SUPPLIED DATA –
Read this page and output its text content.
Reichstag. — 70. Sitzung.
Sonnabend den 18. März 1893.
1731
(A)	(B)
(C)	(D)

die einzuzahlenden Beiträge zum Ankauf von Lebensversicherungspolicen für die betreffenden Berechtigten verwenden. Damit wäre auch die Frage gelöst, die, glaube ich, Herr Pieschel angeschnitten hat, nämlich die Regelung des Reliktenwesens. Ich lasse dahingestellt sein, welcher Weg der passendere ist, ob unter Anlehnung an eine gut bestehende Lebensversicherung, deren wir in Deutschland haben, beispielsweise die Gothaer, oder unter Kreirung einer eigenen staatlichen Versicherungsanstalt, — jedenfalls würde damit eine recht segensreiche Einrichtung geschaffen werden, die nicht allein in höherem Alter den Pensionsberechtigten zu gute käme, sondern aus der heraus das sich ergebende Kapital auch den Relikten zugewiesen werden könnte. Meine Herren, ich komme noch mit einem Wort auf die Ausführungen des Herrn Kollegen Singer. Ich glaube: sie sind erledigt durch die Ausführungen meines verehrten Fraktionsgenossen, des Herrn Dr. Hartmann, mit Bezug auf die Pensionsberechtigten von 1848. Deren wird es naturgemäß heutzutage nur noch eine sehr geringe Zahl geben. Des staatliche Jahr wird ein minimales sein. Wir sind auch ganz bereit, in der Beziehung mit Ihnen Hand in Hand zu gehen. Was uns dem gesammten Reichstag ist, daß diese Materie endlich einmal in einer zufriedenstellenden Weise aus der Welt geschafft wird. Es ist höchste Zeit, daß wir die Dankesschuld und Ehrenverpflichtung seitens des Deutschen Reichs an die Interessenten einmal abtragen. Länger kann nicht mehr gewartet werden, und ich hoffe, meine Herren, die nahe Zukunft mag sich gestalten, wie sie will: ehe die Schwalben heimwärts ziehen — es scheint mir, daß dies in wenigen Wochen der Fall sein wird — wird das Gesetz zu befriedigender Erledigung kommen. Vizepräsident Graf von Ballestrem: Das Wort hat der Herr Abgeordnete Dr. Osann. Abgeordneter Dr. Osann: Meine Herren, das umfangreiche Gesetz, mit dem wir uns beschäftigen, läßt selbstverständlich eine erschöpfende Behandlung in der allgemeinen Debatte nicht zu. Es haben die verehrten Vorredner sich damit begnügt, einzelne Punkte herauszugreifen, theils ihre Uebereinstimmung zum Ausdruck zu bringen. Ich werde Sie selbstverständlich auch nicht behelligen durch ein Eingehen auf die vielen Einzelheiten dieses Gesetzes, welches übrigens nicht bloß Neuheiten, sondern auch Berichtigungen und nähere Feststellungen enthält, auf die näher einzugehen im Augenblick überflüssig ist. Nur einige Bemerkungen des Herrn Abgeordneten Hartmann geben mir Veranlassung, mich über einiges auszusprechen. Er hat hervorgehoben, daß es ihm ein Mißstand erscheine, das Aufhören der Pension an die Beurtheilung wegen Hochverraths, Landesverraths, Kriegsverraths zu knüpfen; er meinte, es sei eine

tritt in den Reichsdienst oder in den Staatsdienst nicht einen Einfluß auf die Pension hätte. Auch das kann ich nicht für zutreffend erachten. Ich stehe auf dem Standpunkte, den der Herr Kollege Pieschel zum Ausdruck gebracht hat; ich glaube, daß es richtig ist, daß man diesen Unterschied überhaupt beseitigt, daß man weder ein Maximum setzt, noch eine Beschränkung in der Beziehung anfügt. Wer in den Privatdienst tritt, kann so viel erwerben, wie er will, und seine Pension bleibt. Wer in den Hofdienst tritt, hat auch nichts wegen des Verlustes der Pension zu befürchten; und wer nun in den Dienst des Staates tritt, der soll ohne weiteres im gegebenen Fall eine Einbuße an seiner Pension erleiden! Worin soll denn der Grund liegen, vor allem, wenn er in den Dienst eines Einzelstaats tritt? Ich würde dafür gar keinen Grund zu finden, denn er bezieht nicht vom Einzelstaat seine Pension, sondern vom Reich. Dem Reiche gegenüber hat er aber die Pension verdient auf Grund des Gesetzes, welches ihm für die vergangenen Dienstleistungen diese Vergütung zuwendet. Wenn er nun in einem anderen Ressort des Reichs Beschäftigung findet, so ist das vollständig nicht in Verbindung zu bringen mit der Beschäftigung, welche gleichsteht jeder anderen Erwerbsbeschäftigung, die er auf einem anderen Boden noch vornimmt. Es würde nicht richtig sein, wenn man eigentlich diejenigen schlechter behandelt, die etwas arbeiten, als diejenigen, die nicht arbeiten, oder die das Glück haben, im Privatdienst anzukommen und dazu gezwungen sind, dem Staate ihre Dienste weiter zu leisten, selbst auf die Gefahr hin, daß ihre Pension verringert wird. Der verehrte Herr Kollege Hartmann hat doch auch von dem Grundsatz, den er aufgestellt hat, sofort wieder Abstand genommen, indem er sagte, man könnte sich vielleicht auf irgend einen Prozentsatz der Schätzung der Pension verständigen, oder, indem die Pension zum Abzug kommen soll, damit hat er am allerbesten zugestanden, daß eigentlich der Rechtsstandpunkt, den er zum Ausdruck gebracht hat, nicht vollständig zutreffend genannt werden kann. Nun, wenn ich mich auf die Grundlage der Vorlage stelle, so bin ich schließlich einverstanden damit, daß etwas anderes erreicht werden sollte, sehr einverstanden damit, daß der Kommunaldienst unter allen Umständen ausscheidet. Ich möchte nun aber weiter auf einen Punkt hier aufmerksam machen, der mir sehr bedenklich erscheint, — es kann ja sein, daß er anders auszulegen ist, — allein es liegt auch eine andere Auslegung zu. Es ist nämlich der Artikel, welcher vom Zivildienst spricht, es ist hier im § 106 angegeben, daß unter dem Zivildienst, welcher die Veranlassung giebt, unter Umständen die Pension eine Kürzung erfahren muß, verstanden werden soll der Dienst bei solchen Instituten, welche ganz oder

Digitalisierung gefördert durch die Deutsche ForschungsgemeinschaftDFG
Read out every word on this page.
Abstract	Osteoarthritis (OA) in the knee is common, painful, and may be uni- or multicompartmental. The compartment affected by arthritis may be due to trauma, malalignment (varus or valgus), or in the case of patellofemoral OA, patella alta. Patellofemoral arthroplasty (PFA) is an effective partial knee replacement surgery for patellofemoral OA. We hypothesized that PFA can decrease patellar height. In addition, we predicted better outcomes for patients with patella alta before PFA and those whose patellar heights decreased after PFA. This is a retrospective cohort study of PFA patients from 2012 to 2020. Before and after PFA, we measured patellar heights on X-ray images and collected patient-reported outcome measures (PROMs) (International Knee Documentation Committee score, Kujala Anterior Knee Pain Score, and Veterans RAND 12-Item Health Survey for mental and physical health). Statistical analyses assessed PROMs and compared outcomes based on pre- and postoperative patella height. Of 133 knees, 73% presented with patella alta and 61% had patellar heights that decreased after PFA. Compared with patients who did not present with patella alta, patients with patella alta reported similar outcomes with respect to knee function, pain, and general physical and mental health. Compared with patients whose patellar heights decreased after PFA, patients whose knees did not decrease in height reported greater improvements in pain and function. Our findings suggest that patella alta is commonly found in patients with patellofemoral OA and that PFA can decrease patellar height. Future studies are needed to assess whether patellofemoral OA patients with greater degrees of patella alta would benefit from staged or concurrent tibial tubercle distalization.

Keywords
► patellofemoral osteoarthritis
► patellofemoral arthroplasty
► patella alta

WHAT NEEDS TO BE DONE –
Your reply should be one number: how many lines in the listing hold the word "page".

WRITTEN RESPONSE –
2